» Material shown:

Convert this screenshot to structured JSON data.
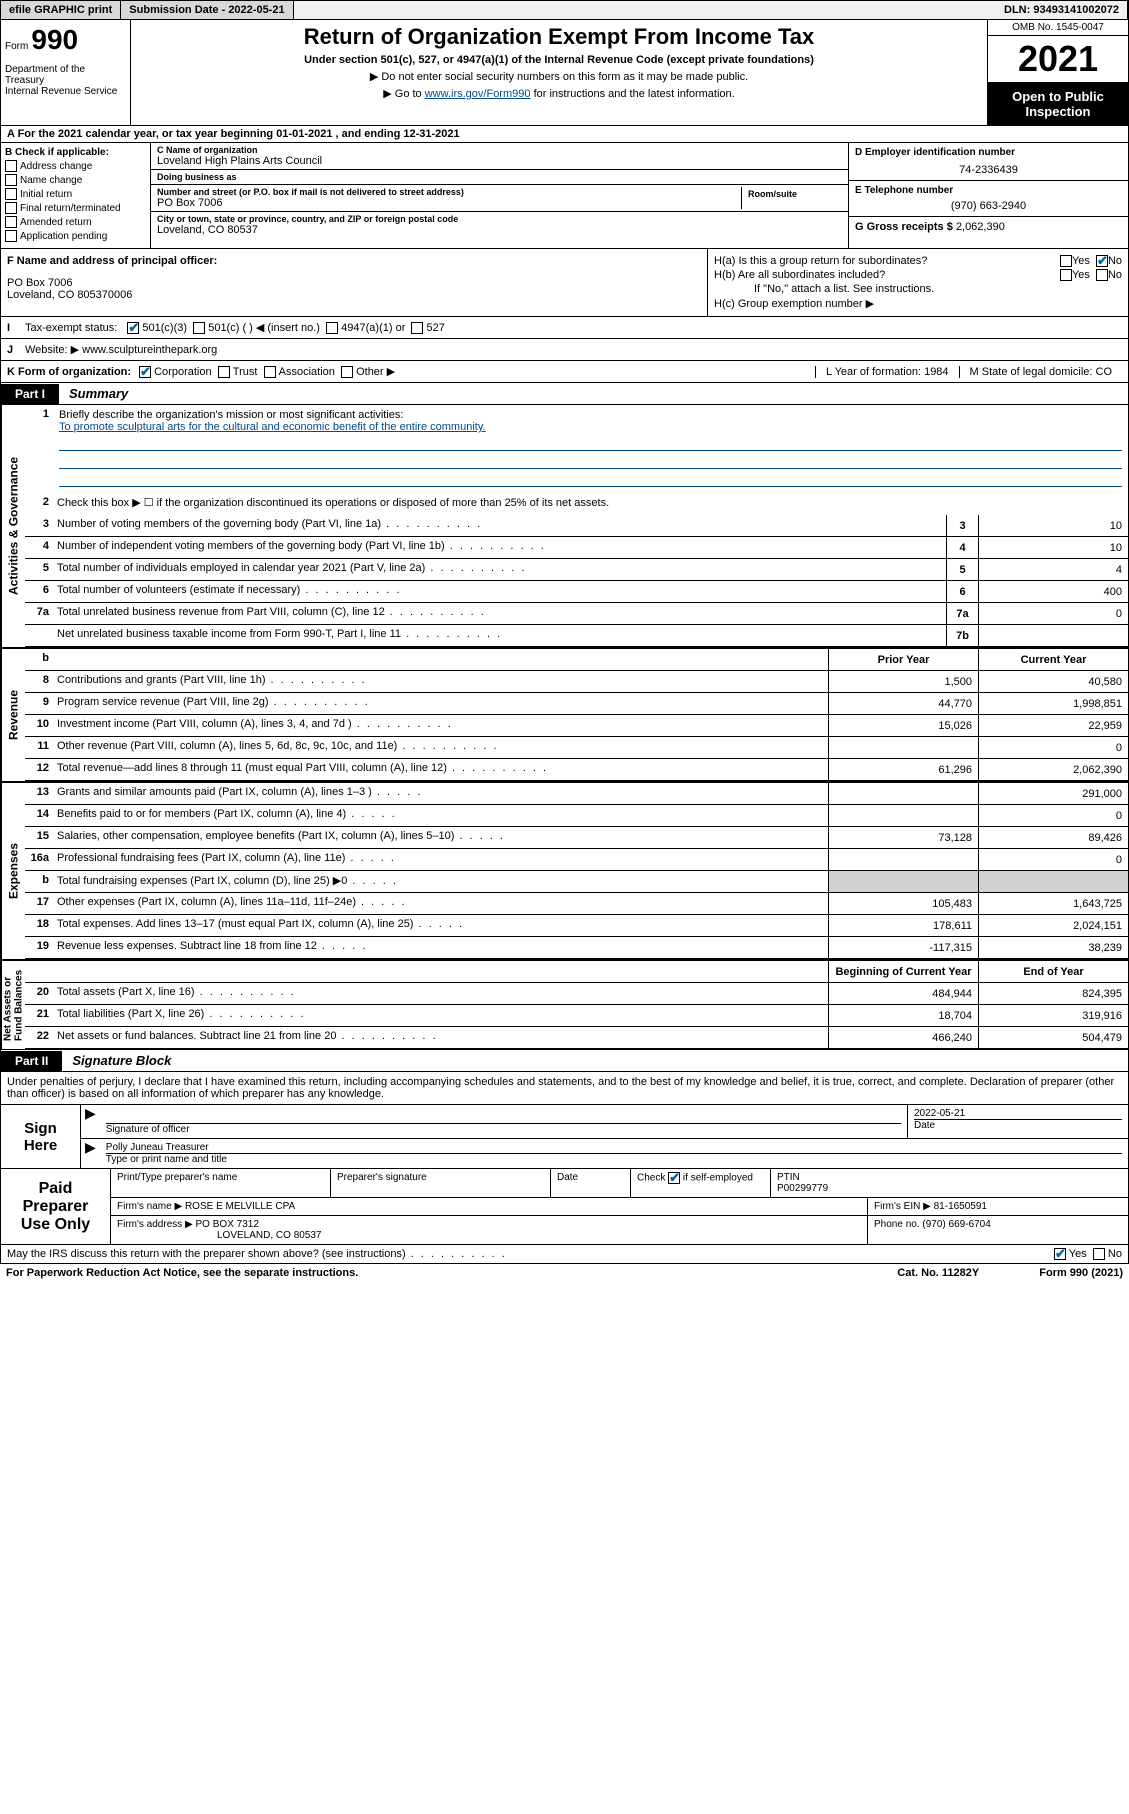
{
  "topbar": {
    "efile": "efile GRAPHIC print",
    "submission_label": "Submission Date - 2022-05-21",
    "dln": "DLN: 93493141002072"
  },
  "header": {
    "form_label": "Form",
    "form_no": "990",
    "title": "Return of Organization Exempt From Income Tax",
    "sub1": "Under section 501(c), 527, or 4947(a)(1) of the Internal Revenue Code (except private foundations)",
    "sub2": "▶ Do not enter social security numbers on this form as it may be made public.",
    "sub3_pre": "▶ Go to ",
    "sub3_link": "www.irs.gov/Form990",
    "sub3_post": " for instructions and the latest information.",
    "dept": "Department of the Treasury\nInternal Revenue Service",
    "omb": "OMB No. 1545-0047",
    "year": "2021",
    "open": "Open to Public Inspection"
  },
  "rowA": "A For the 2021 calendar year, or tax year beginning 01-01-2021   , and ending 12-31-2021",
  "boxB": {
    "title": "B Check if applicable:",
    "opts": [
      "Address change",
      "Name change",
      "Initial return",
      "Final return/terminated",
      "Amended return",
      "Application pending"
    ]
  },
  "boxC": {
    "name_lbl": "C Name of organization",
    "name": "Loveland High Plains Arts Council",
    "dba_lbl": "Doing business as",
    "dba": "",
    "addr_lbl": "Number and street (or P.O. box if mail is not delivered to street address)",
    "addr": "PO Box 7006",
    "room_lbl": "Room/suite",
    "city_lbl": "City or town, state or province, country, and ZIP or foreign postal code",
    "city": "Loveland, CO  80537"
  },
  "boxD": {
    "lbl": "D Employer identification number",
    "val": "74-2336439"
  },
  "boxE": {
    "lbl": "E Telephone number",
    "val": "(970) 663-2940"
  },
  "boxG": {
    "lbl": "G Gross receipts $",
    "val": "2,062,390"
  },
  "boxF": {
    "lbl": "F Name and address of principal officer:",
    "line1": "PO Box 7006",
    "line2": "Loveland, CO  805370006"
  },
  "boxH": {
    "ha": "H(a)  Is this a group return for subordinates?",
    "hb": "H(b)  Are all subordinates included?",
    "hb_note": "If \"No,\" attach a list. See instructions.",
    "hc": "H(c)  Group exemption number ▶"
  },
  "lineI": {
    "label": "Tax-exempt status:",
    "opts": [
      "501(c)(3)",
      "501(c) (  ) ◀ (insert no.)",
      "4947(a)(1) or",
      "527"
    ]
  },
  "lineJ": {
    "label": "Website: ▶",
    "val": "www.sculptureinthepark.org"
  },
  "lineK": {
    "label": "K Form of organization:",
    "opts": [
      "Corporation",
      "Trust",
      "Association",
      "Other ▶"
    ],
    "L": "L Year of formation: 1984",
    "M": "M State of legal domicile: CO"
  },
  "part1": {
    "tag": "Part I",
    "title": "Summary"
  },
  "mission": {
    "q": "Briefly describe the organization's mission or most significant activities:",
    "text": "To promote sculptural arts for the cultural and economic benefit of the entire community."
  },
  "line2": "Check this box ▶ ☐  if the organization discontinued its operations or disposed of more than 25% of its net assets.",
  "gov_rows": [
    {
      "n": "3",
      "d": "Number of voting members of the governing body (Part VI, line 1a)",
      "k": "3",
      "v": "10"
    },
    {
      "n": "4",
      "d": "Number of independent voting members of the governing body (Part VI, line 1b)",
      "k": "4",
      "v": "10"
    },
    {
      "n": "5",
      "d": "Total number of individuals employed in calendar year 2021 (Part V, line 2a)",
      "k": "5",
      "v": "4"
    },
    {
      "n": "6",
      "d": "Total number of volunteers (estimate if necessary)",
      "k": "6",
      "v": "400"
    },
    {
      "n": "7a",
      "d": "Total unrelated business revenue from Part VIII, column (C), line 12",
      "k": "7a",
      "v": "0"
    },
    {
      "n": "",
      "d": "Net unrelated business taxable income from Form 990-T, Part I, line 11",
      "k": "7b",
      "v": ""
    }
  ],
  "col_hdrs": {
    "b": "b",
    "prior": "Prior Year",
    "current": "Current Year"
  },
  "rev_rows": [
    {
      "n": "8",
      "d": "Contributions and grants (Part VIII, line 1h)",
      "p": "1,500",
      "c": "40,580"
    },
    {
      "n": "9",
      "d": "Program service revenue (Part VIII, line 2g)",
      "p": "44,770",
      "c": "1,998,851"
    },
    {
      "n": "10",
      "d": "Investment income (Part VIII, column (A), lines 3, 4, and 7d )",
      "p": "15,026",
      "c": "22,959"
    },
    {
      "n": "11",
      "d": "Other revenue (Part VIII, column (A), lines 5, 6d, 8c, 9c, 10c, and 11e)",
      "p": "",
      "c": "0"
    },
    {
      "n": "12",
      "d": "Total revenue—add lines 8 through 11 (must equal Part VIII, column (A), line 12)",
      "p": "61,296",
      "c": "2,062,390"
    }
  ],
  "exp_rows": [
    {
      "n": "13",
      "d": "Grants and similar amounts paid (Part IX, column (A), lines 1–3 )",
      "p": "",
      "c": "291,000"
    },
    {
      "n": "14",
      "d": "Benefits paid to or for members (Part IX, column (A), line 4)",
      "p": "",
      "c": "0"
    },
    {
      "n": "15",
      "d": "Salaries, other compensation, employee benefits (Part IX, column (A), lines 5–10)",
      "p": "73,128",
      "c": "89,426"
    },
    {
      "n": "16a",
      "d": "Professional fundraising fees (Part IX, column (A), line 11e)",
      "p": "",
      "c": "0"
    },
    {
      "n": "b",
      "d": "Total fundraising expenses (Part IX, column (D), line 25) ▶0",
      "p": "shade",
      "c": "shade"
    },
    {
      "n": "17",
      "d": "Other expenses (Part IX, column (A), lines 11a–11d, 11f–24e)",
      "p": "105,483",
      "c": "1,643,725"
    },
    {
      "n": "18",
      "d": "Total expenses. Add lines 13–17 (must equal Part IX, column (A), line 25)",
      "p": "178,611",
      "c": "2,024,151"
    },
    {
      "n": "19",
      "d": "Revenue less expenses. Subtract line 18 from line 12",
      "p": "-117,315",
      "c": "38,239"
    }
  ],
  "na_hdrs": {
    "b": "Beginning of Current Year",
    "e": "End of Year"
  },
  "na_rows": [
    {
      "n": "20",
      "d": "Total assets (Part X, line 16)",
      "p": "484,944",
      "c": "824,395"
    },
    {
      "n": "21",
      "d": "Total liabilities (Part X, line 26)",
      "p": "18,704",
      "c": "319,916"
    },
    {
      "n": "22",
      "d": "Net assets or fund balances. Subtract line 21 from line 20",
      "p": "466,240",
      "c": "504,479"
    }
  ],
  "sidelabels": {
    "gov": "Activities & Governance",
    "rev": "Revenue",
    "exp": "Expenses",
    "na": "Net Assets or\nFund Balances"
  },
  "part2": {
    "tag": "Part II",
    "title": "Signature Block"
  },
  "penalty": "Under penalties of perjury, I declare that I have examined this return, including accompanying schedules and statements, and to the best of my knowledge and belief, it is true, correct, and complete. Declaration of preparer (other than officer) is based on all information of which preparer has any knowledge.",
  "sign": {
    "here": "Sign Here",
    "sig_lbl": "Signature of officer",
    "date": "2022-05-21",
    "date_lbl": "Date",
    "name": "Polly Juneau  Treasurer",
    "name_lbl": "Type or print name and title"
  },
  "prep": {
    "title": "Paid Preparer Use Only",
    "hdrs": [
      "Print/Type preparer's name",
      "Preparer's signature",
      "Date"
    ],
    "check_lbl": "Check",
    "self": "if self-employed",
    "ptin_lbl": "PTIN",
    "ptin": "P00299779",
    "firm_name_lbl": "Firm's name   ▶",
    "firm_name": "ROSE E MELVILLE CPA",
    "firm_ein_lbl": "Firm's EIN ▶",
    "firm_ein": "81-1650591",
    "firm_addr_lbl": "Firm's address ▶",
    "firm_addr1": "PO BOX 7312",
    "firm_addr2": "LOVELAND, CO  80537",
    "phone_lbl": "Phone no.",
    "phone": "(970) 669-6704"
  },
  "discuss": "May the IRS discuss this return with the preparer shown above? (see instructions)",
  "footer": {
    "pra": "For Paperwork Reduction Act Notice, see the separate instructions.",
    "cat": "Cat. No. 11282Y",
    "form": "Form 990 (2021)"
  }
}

» Goal: From the entries, report each line that includes the word "unrelated".

» Full output:
      "d": "Total unrelated business revenue from Part VIII, column (C), line 12",
      "d": "Net unrelated business taxable income from Form 990-T, Part I, line 11",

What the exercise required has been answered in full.